• Requirements: Work through the records below and tally every line containing "name". Reply with the total alone.

____

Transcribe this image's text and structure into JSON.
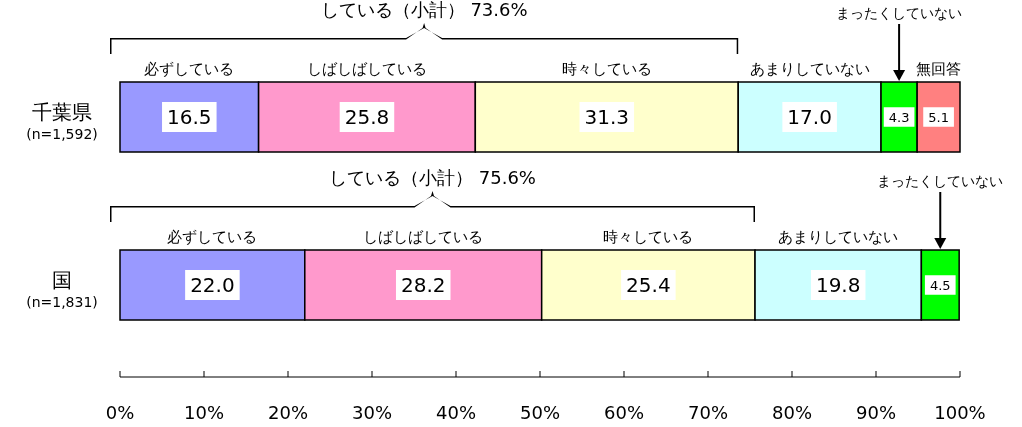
{
  "chart_data": {
    "type": "bar",
    "orientation": "horizontal",
    "stacked": true,
    "categories": [
      "千葉県\n(n=1,592)",
      "国\n(n=1,831)"
    ],
    "series": [
      {
        "name": "必ずしている",
        "color": "#9999ff",
        "values": [
          16.5,
          22.0
        ],
        "value_labels": [
          "16.5",
          "22.0"
        ]
      },
      {
        "name": "しばしばしている",
        "color": "#ff99cc",
        "values": [
          25.8,
          28.2
        ],
        "value_labels": [
          "25.8",
          "28.2"
        ]
      },
      {
        "name": "時々している",
        "color": "#ffffcc",
        "values": [
          31.3,
          25.4
        ],
        "value_labels": [
          "31.3",
          "25.4"
        ]
      },
      {
        "name": "あまりしていない",
        "color": "#ccffff",
        "values": [
          17.0,
          19.8
        ],
        "value_labels": [
          "17.0",
          "19.8"
        ]
      },
      {
        "name": "まったくしていない",
        "color": "#00ff00",
        "values": [
          4.3,
          4.5
        ],
        "value_labels": [
          "4.3",
          "4.5"
        ]
      },
      {
        "name": "無回答",
        "color": "#ff8080",
        "values": [
          5.1,
          null
        ],
        "value_labels": [
          "5.1",
          null
        ]
      }
    ],
    "xlim": [
      0,
      100
    ],
    "xticks": [
      {
        "value": 0,
        "label": "0%"
      },
      {
        "value": 10,
        "label": "10%"
      },
      {
        "value": 20,
        "label": "20%"
      },
      {
        "value": 30,
        "label": "30%"
      },
      {
        "value": 40,
        "label": "40%"
      },
      {
        "value": 50,
        "label": "50%"
      },
      {
        "value": 60,
        "label": "60%"
      },
      {
        "value": 70,
        "label": "70%"
      },
      {
        "value": 80,
        "label": "80%"
      },
      {
        "value": 90,
        "label": "90%"
      },
      {
        "value": 100,
        "label": "100%"
      }
    ],
    "annotations": [
      "している（小計） 73.6%",
      "している（小計） 75.6%"
    ]
  }
}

____

• Solution to the problem: 6